WHAT IS EXPECTED
Report only the number of lines in the records below that contain the string "bullet".

________

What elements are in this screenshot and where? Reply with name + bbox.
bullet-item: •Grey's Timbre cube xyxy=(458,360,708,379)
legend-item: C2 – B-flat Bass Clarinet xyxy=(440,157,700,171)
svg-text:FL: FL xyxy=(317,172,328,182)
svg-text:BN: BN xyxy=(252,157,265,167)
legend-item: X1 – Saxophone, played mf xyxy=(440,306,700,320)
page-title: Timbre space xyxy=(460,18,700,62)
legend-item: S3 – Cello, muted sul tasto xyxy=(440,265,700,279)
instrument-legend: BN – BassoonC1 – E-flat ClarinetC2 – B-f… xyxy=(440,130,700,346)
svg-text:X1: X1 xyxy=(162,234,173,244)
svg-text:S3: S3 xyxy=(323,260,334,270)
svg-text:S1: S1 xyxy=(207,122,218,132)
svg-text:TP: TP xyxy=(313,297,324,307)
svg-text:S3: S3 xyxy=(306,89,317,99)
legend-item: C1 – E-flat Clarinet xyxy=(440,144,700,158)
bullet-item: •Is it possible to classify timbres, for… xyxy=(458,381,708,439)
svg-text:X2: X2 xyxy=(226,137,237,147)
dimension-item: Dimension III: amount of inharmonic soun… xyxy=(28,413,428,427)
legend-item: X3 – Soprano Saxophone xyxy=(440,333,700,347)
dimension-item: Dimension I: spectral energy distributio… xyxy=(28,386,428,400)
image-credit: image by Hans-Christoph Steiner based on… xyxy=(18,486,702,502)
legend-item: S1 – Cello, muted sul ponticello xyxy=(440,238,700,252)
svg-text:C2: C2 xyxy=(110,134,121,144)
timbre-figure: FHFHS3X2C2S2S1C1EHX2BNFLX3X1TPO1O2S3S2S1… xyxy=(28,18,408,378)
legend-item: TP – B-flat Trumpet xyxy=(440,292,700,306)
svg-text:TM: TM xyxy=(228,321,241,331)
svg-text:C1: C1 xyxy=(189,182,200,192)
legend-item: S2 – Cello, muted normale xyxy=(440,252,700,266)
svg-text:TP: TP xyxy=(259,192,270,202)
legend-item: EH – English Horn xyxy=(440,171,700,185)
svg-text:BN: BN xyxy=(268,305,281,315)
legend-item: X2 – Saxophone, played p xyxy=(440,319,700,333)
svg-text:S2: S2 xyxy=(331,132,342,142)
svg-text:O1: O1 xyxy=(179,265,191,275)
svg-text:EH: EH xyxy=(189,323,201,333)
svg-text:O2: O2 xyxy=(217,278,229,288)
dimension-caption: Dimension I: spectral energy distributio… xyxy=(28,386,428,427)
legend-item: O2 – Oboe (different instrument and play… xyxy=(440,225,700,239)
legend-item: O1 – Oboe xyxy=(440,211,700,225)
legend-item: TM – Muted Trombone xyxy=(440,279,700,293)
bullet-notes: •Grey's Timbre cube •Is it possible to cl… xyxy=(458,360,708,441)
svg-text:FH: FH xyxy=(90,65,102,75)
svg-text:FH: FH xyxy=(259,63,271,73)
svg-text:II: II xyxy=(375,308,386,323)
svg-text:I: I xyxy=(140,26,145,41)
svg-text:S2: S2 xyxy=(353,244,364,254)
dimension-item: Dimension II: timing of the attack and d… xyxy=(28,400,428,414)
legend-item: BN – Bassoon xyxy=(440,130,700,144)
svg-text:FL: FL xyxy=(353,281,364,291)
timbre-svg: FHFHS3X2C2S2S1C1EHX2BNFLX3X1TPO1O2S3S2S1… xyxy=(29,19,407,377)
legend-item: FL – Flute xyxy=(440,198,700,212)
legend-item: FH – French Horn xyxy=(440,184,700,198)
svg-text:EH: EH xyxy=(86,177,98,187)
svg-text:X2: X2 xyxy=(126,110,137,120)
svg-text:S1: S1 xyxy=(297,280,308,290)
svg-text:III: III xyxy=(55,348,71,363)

________

ANSWER TO THE PROBLEM
3